Labeled region listing
• • • • • • •

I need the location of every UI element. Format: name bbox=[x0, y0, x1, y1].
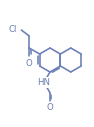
Text: O: O bbox=[26, 59, 33, 68]
Text: Cl: Cl bbox=[9, 26, 17, 35]
Text: HN: HN bbox=[38, 78, 50, 87]
Text: O: O bbox=[47, 104, 53, 112]
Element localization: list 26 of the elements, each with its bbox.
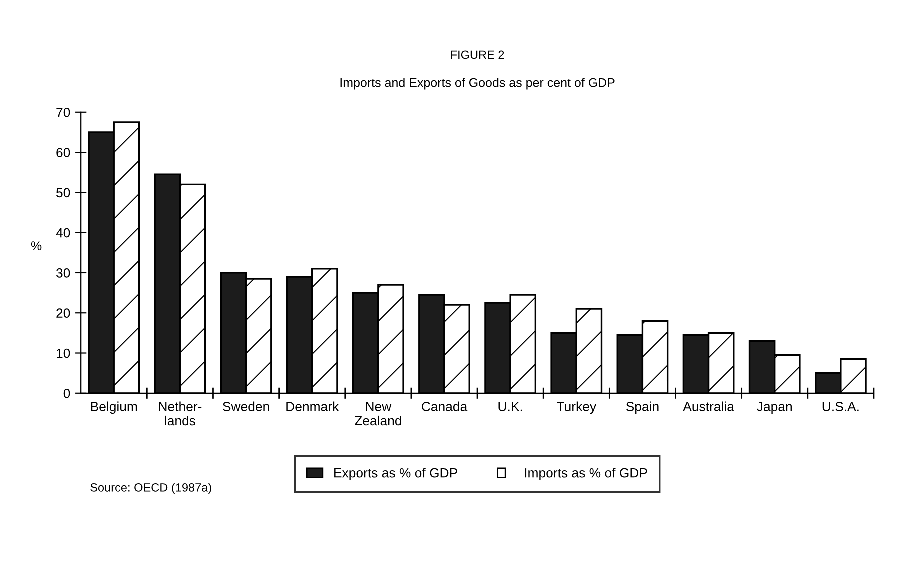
y-tick-label: 20 — [56, 308, 70, 318]
y-tick-label: 0 — [64, 388, 70, 398]
y-tick-label: 50 — [56, 188, 70, 198]
y-tick-label: 40 — [56, 228, 70, 238]
chart-title: FIGURE 2 — [451, 50, 504, 60]
x-tick-label: Japan — [757, 402, 792, 414]
x-tick-label: Australia — [683, 402, 734, 412]
x-tick-label: Canada — [422, 402, 468, 412]
legend-label: Exports as % of GDP — [334, 468, 458, 480]
x-tick-label: Spain — [626, 402, 659, 414]
legend-label: Imports as % of GDP — [525, 468, 648, 480]
y-tick-label: 30 — [56, 268, 70, 278]
x-tick-label: Sweden — [223, 402, 270, 412]
chart-subtitle: Imports and Exports of Goods as per cent of GDP — [340, 78, 615, 90]
x-tick-label: U.K. — [498, 402, 522, 412]
y-tick-label: 10 — [57, 348, 70, 358]
x-tick-label: Nether- lands — [159, 402, 202, 426]
x-tick-label: Turkey — [557, 402, 597, 414]
x-tick-label: New Zealand — [355, 402, 402, 426]
source-note: Source: OECD (1987a) — [90, 483, 212, 494]
y-tick-label: 70 — [56, 108, 70, 118]
y-tick-label: 60 — [56, 148, 70, 158]
x-tick-label: Belgium — [91, 402, 138, 414]
x-tick-label: U.S.A. — [822, 402, 859, 412]
y-axis-title: % — [31, 242, 42, 250]
x-tick-label: Denmark — [286, 402, 340, 412]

• • • • • • •

**DESCRIPTION OF THE TASK:** Retype the whole listing above word for word, but leave out the pictures.

**SOLUTION FOR THIS PROBLEM:**
I need the location of every UI element. Format: name bbox=[x0, y0, x1, y1].
Text: O: O bbox=[26, 59, 33, 68]
Text: Cl: Cl bbox=[9, 26, 17, 35]
Text: HN: HN bbox=[38, 78, 50, 87]
Text: O: O bbox=[47, 104, 53, 112]
Element localization: list 26 of the elements, each with its bbox.
y-tick-label: 20 — [56, 308, 70, 318]
y-tick-label: 0 — [64, 388, 70, 398]
y-tick-label: 50 — [56, 188, 70, 198]
y-tick-label: 40 — [56, 228, 70, 238]
chart-title: FIGURE 2 — [451, 50, 504, 60]
x-tick-label: Japan — [757, 402, 792, 414]
x-tick-label: Australia — [683, 402, 734, 412]
x-tick-label: Canada — [422, 402, 468, 412]
legend-label: Exports as % of GDP — [334, 468, 458, 480]
x-tick-label: Spain — [626, 402, 659, 414]
legend-label: Imports as % of GDP — [525, 468, 648, 480]
y-tick-label: 30 — [56, 268, 70, 278]
x-tick-label: Sweden — [223, 402, 270, 412]
chart-subtitle: Imports and Exports of Goods as per cent of GDP — [340, 78, 615, 90]
x-tick-label: U.K. — [498, 402, 522, 412]
y-tick-label: 10 — [57, 348, 70, 358]
x-tick-label: Nether- lands — [159, 402, 202, 426]
x-tick-label: Turkey — [557, 402, 597, 414]
x-tick-label: New Zealand — [355, 402, 402, 426]
source-note: Source: OECD (1987a) — [90, 483, 212, 494]
y-tick-label: 70 — [56, 108, 70, 118]
y-tick-label: 60 — [56, 148, 70, 158]
x-tick-label: Belgium — [91, 402, 138, 414]
x-tick-label: U.S.A. — [822, 402, 859, 412]
y-axis-title: % — [31, 242, 42, 250]
x-tick-label: Denmark — [286, 402, 340, 412]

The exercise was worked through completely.